(Figure dataset records)
◆ ◆ ◆ ◆ ◆
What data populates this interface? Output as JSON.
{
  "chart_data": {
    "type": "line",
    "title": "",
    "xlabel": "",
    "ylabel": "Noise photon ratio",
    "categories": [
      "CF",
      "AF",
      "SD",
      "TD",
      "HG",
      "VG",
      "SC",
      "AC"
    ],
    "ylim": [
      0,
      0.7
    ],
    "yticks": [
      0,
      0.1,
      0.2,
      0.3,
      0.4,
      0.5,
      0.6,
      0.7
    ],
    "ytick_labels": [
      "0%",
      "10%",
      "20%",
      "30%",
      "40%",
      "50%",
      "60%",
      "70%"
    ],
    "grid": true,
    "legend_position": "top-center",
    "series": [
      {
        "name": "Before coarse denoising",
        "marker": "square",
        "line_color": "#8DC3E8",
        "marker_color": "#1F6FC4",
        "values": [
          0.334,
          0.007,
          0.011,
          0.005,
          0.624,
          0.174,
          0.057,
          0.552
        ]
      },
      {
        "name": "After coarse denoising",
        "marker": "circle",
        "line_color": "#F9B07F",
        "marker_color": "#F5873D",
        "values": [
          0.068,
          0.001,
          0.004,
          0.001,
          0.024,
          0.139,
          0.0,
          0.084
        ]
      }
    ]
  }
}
◆ ◆ ◆ ◆ ◆
### Written task
Please quote the data above in full, with no line missing.

### Answer
What data populates this interface? Output as JSON.
{
  "chart_data": {
    "type": "line",
    "title": "",
    "xlabel": "",
    "ylabel": "Noise photon ratio",
    "categories": [
      "CF",
      "AF",
      "SD",
      "TD",
      "HG",
      "VG",
      "SC",
      "AC"
    ],
    "ylim": [
      0,
      0.7
    ],
    "yticks": [
      0,
      0.1,
      0.2,
      0.3,
      0.4,
      0.5,
      0.6,
      0.7
    ],
    "ytick_labels": [
      "0%",
      "10%",
      "20%",
      "30%",
      "40%",
      "50%",
      "60%",
      "70%"
    ],
    "grid": true,
    "legend_position": "top-center",
    "series": [
      {
        "name": "Before coarse denoising",
        "marker": "square",
        "line_color": "#8DC3E8",
        "marker_color": "#1F6FC4",
        "values": [
          0.334,
          0.007,
          0.011,
          0.005,
          0.624,
          0.174,
          0.057,
          0.552
        ]
      },
      {
        "name": "After coarse denoising",
        "marker": "circle",
        "line_color": "#F9B07F",
        "marker_color": "#F5873D",
        "values": [
          0.068,
          0.001,
          0.004,
          0.001,
          0.024,
          0.139,
          0.0,
          0.084
        ]
      }
    ]
  }
}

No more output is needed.